Quote each record exactly, please, leaving none out.

Structured figure records

—————

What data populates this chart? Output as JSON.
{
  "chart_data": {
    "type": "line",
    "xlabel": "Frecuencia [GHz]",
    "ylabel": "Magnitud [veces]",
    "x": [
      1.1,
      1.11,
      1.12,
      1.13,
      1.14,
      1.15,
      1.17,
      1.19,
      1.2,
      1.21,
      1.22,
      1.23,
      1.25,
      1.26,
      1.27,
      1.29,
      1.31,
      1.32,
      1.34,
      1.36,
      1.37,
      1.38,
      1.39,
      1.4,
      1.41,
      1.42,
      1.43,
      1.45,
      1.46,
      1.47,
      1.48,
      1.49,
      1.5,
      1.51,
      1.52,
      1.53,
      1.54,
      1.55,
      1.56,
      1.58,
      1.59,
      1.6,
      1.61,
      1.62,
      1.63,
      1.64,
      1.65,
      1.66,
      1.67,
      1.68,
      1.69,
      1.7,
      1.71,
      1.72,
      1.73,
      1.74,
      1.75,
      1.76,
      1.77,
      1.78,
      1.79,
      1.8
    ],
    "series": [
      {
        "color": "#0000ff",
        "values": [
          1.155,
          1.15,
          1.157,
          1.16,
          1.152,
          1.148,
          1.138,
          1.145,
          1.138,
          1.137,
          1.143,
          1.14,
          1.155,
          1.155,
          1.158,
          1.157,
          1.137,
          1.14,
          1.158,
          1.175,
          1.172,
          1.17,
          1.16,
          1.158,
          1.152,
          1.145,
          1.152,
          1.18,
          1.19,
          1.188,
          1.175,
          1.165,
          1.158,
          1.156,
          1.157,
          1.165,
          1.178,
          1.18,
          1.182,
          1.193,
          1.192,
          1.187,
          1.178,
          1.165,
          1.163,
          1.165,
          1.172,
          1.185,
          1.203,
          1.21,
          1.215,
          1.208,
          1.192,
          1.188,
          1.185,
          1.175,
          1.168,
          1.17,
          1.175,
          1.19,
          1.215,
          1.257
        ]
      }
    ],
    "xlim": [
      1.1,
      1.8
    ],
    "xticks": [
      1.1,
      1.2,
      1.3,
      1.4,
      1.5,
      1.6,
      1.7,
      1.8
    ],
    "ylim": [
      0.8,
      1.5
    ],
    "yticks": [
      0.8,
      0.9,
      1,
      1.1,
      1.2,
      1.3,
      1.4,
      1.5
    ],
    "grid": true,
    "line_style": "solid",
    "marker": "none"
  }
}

—————

__Written response__
What data populates this chart? Output as JSON.
{
  "chart_data": {
    "type": "line",
    "xlabel": "Frecuencia [GHz]",
    "ylabel": "Magnitud [veces]",
    "x": [
      1.1,
      1.11,
      1.12,
      1.13,
      1.14,
      1.15,
      1.17,
      1.19,
      1.2,
      1.21,
      1.22,
      1.23,
      1.25,
      1.26,
      1.27,
      1.29,
      1.31,
      1.32,
      1.34,
      1.36,
      1.37,
      1.38,
      1.39,
      1.4,
      1.41,
      1.42,
      1.43,
      1.45,
      1.46,
      1.47,
      1.48,
      1.49,
      1.5,
      1.51,
      1.52,
      1.53,
      1.54,
      1.55,
      1.56,
      1.58,
      1.59,
      1.6,
      1.61,
      1.62,
      1.63,
      1.64,
      1.65,
      1.66,
      1.67,
      1.68,
      1.69,
      1.7,
      1.71,
      1.72,
      1.73,
      1.74,
      1.75,
      1.76,
      1.77,
      1.78,
      1.79,
      1.8
    ],
    "series": [
      {
        "color": "#0000ff",
        "values": [
          1.155,
          1.15,
          1.157,
          1.16,
          1.152,
          1.148,
          1.138,
          1.145,
          1.138,
          1.137,
          1.143,
          1.14,
          1.155,
          1.155,
          1.158,
          1.157,
          1.137,
          1.14,
          1.158,
          1.175,
          1.172,
          1.17,
          1.16,
          1.158,
          1.152,
          1.145,
          1.152,
          1.18,
          1.19,
          1.188,
          1.175,
          1.165,
          1.158,
          1.156,
          1.157,
          1.165,
          1.178,
          1.18,
          1.182,
          1.193,
          1.192,
          1.187,
          1.178,
          1.165,
          1.163,
          1.165,
          1.172,
          1.185,
          1.203,
          1.21,
          1.215,
          1.208,
          1.192,
          1.188,
          1.185,
          1.175,
          1.168,
          1.17,
          1.175,
          1.19,
          1.215,
          1.257
        ]
      }
    ],
    "xlim": [
      1.1,
      1.8
    ],
    "xticks": [
      1.1,
      1.2,
      1.3,
      1.4,
      1.5,
      1.6,
      1.7,
      1.8
    ],
    "ylim": [
      0.8,
      1.5
    ],
    "yticks": [
      0.8,
      0.9,
      1,
      1.1,
      1.2,
      1.3,
      1.4,
      1.5
    ],
    "grid": true,
    "line_style": "solid",
    "marker": "none"
  }
}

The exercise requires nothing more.